━━━ ENTRIES SHOWN ━━━

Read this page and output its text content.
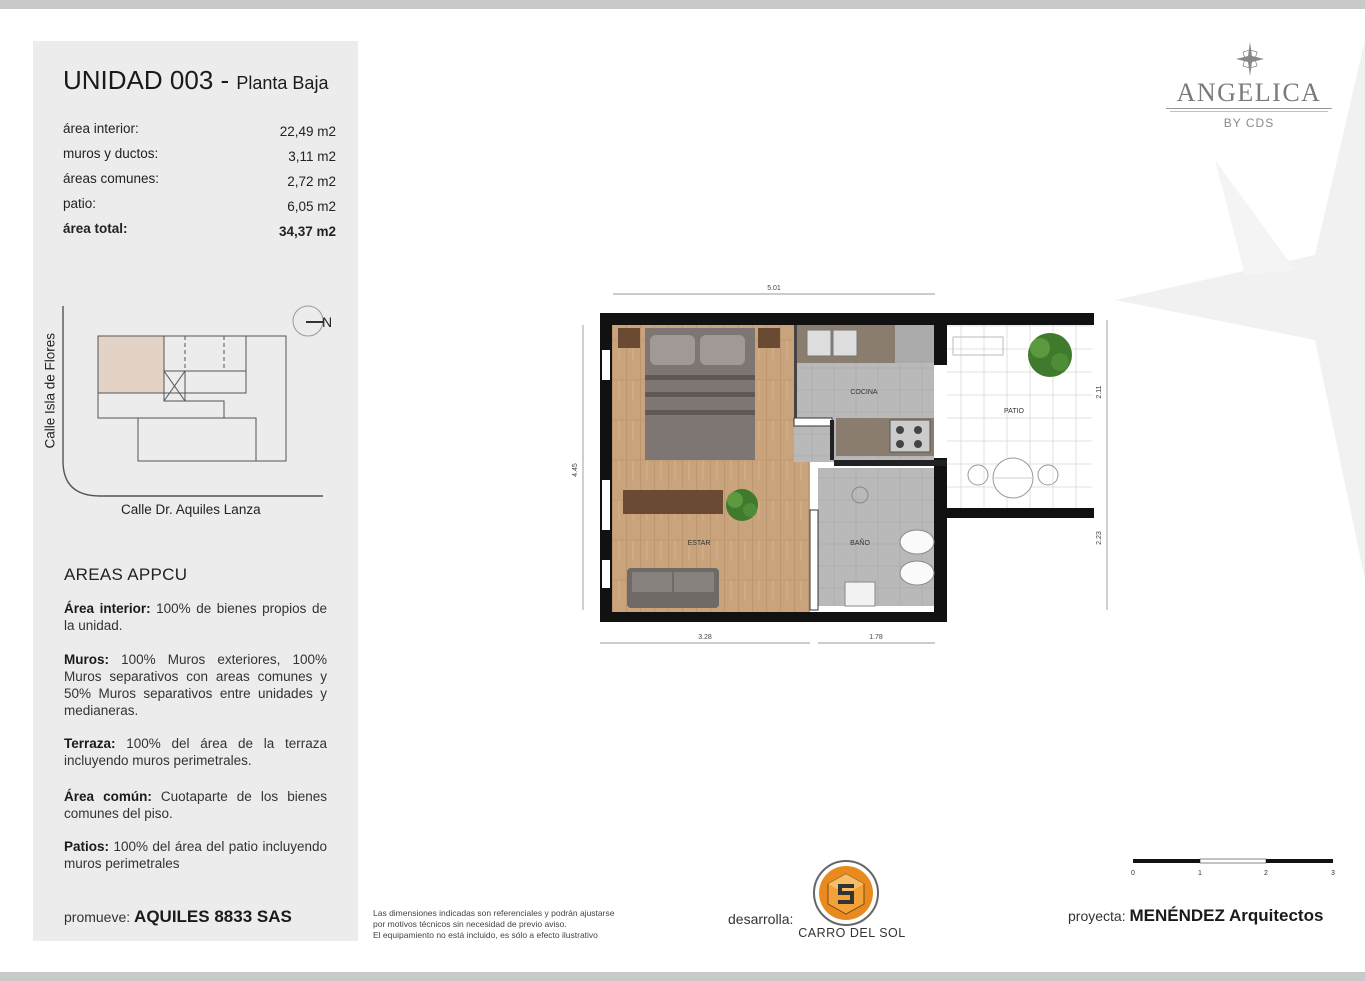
UNIDAD 003 - Planta Baja
área interior:	22,49 m2
muros y ductos:	3,11 m2
áreas comunes:	2,72 m2
patio:	6,05 m2
área total:	34,37 m2
N
Calle Isla de Flores
Calle Dr. Aquiles Lanza
AREAS APPCU
Área interior: 100% de bienes propios de la unidad.
Muros: 100% Muros exteriores, 100% Muros separativos con areas comunes y 50% Muros separativos entre unidades y medianeras.
Terraza: 100% del área de la terraza incluyendo muros perimetrales.
Área común: Cuotaparte de los bienes comunes del piso.
Patios: 100% del área del patio incluyendo muros perimetrales
promueve: AQUILES 8833 SAS
ANGELICA
BY CDS
5.01
4.45
3.28	1.78
2.11
2.23
COCINA
ESTAR	BAÑO
PATIO
0	1	2	3
Las dimensiones indicadas son referenciales y podrán ajustarse
por motivos técnicos sin necesidad de previo aviso.
El equipamiento no está incluido, es sólo a efecto ilustrativo
desarrolla:
CARRO DEL SOL
proyecta: MENÉNDEZ Arquitectos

━━━

● STATED GOAL:
Search the entries for the word "interior", then list each line that holds it.

● COMPLETE OUTPUT:
área interior:	22,49 m2
Área interior: 100% de bienes propios de la unidad.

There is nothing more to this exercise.